Texto proporcionado -
________________________________________

# Contador descendente 15 - 0 con CI 74LS90



## ElTox (Nov 8, 2009)

Hola, buenas, pues les comento mi problema, necesito diseñar un contador descendente de 15 a 0, y que cuando llegua a 0, regrese nuevamente a 15 y repita el ciclo indefinidamente, esto debo mostrarlo con dos Display de 7 Segmentos, y debe estar implementado con CI 74LS90 para hacer el conteo, ya busqué en las hojas de datos, pero pues estoy muy verde todavia en esto de la electronica y no les entendi nada 
bueno, pues de antemano les agradezco, y ojala y me puedan ayudar.

NOTA: En sí mi problema es hacer el conteo descendente, lo de desplegar la informacion en los 7 Seg. creo que puedo hacerlo ops: jeje

Aqui les pongo la hoja de datos del 74LS90

Ver el archivo adjunto SN54LS92J.pdf

Ver el archivo adjunto SN74LS90_DS.pdf


----------



## MrCarlos (Nov 8, 2009)

Hola ElTox

El 74LS90 solo cuenta en forma ascendente.
para que paresca que cuenta en forma descendente, solo conecta unos inversores entre el contador y el decodificador BCD a 7 segmentos.

saludos
a sus ordenes


----------



## ElTox (Nov 8, 2009)

Ya lo pude hacer, muchas gracias, me sirvio mucho tu consejo, y pensar que llevaba horas buscando y releyendo las datasheet 

Muchas gracias


----------



## sergio18 (Jun 2, 2010)

hola, me gustaria saber si puedes ayudarme con un contador decendente de 62- 0 con compuerta 74ls90, segui en consejo de mrcarlos pero no me funciono.
no conocen otra forma?

espero y puedan ayudarm
asta pronto.


----------



## Fogonazo (Jun 2, 2010)

sergio18 dijo:


> hola, me gustaria saber si puedes ayudarme con un contador decendente de 62- 0 con compuerta 74ls90, segui en consejo de mrcarlos pero no me funciono.
> no conocen otra forma?


El *74 LS 90*  no es una compuerta, es un contador.

Para lo que quieres hacer corresponde un contador pre-seteable y con posibilidad de cuenta descendente como la línea del *74 LS 190*


----------



## MrCarlos (Jun 3, 2010)

Hola sergio18

Después de un día qué ha pasado con tu contador descendente de 62 a 00 ?.....

________________________________________

Registros de datos -
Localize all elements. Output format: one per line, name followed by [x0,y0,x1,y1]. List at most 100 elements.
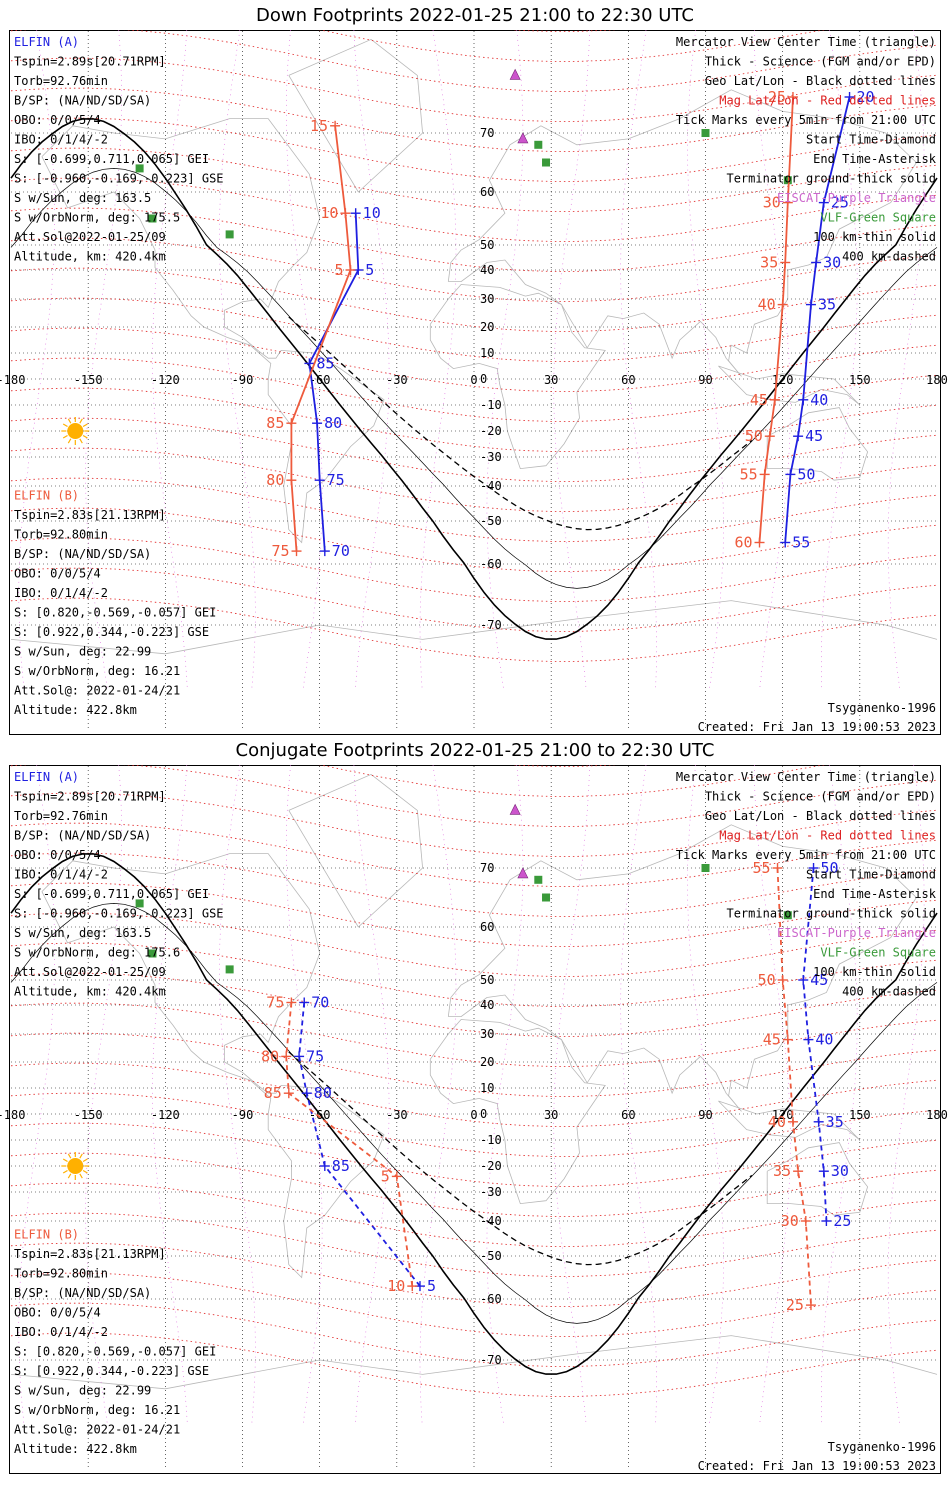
elfin-a-info-line: B/SP: (NA/ND/SD/SA) [14,94,151,108]
tick-label: 30 [831,1162,849,1180]
lat-tick-label: 20 [480,1055,494,1069]
lon-tick-label: 60 [621,373,635,387]
legend-line: Mercator View Center Time (triangle) [676,770,936,784]
lon-tick-label: 120 [772,1108,794,1122]
mag-lon-line [687,30,724,691]
lon-tick-label: 90 [698,373,712,387]
mag-lon-line [887,765,925,1426]
tick-label: 85 [316,354,334,372]
elfin-a-info-line: B/SP: (NA/ND/SD/SA) [14,829,151,843]
orbit-track [802,867,828,1222]
tick-label: 30 [763,194,781,212]
tick-label: 80 [261,1047,279,1065]
vlf-station-square [542,158,551,167]
lon-tick-label: -150 [74,373,103,387]
created-timestamp: Created: Fri Jan 13 19:00:53 2023 [698,720,936,734]
tick-label: 70 [311,994,329,1012]
lat-tick-label: -40 [480,1214,502,1228]
mag-lon-line [285,765,323,1426]
elfin-a-info-line: S w/OrbNorm, deg: 175.6 [14,946,180,960]
terminator-ground-line [10,853,938,1375]
elfin-a-info-line: Att.Sol@2022-01-25/09 [14,230,166,244]
lon-tick-label: 0 [470,373,477,387]
elfin-b-info-line: Altitude: 422.8km [14,703,137,717]
lat-tick-label: -10 [480,1133,502,1147]
legend-line: Mercator View Center Time (triangle) [676,35,936,49]
eiscat-station-triangle [509,68,521,80]
elfin-b-info-line: Tspin=2.83s[21.13RPM] [14,1247,166,1261]
legend-line: End Time-Asterisk [813,152,937,166]
tick-label: 35 [760,254,778,272]
elfin-b-info-line: Torb=92.80min [14,1267,108,1281]
lon-tick-label: 30 [544,1108,558,1122]
orbit-track [784,96,851,543]
tick-label: 75 [266,994,284,1012]
tick-label: 25 [833,1212,851,1230]
mag-lon-line [285,30,323,691]
legend-line: VLF-Green Square [820,211,936,225]
vlf-station-square [225,230,234,239]
tick-label: 50 [758,971,776,989]
tick-label: 55 [752,859,770,877]
conjugate-footprints-title: Conjugate Footprints 2022-01-25 21:00 to… [235,740,715,761]
elfin-b-info-line: OBO: 0/0/5/4 [14,1306,101,1320]
tick-label: 80 [324,414,342,432]
tick-label: 85 [264,1084,282,1102]
sun-ray [79,418,83,424]
coastline [766,1142,869,1216]
terminator-ground-line [10,118,938,640]
tick-label: 45 [805,427,823,445]
lat-tick-label: -20 [480,424,502,438]
tick-label: 40 [815,1031,833,1049]
elfin-b-info-line: S: [0.820,-0.569,-0.057] GEI [14,606,216,620]
down-footprints-title: Down Footprints 2022-01-25 21:00 to 22:3… [256,5,694,26]
mag-lon-line [419,30,457,691]
lon-tick-label: 30 [544,373,558,387]
vlf-station-square [534,140,543,149]
sun-ray [82,434,88,439]
vlf-station-square [225,965,234,974]
mag-lon-line [754,765,791,1426]
tick-label: 55 [740,465,758,483]
sun-ray [82,423,88,428]
lon-tick-label: -30 [386,1108,408,1122]
legend-line: Thick - Science (FGM and/or EPD) [705,55,936,69]
elfin-b-info-line: ELFIN (B) [14,1228,79,1242]
coastline [718,365,861,406]
elfin-b-info-line: Tspin=2.83s[21.13RPM] [14,508,166,522]
coastline [10,600,938,655]
lat-tick-label: 70 [480,861,494,875]
legend-line: 400 km-dashed [842,250,936,264]
tick-label: 10 [320,204,338,222]
coastline [288,38,424,193]
sun-disk [67,1158,84,1174]
elfin-a-info-line: S w/Sun, deg: 163.5 [14,926,151,940]
vlf-station-square [701,129,710,137]
orbit-track [758,96,794,543]
elfin-a-info-line: Tspin=2.89s[20.71RPM] [14,55,166,69]
mag-lon-line [887,30,925,691]
tick-label: 35 [773,1162,791,1180]
coastline [10,1335,938,1390]
lon-tick-label: -90 [232,1108,254,1122]
legend-line: Tick Marks every 5min from 21:00 UTC [676,848,936,862]
lat-tick-label: 30 [480,292,494,306]
lon-tick-label: 180 [926,373,948,387]
mag-lon-line [85,30,122,691]
lon-tick-label: 60 [621,1108,635,1122]
tick-label: 50 [797,465,815,483]
lon-tick-label: -180 [0,1108,25,1122]
mag-lon-line [152,30,188,691]
tick-label: 35 [826,1113,844,1131]
tick-label: 10 [387,1277,405,1295]
tick-label: 45 [810,971,828,989]
lon-tick-label: 150 [849,373,871,387]
sun-icon [61,417,90,445]
mag-lon-line [353,30,390,691]
elfin-a-info-line: S w/OrbNorm, deg: 175.5 [14,211,180,225]
tick-label: 25 [831,194,849,212]
elfin-a-info-line: ELFIN (A) [14,35,79,49]
eiscat-station-triangle [509,803,521,815]
sun-ray [79,1173,83,1179]
legend-line: Terminator ground-thick solid [726,172,936,186]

________________________________________

Instrucción escrita -
Reproduce palabra por palabra el fragmento del hilo sobre el contador 74LS90 que va desde "Ya lo pude hacer, muchas" hasta "sergio18 (Jun 2, 2010)", ambos incluidos.

Solución -
Ya lo pude hacer, muchas gracias, me sirvio mucho tu consejo, y pensar que llevaba horas buscando y releyendo las datasheet 

Muchas gracias


----------



## sergio18 (Jun 2, 2010)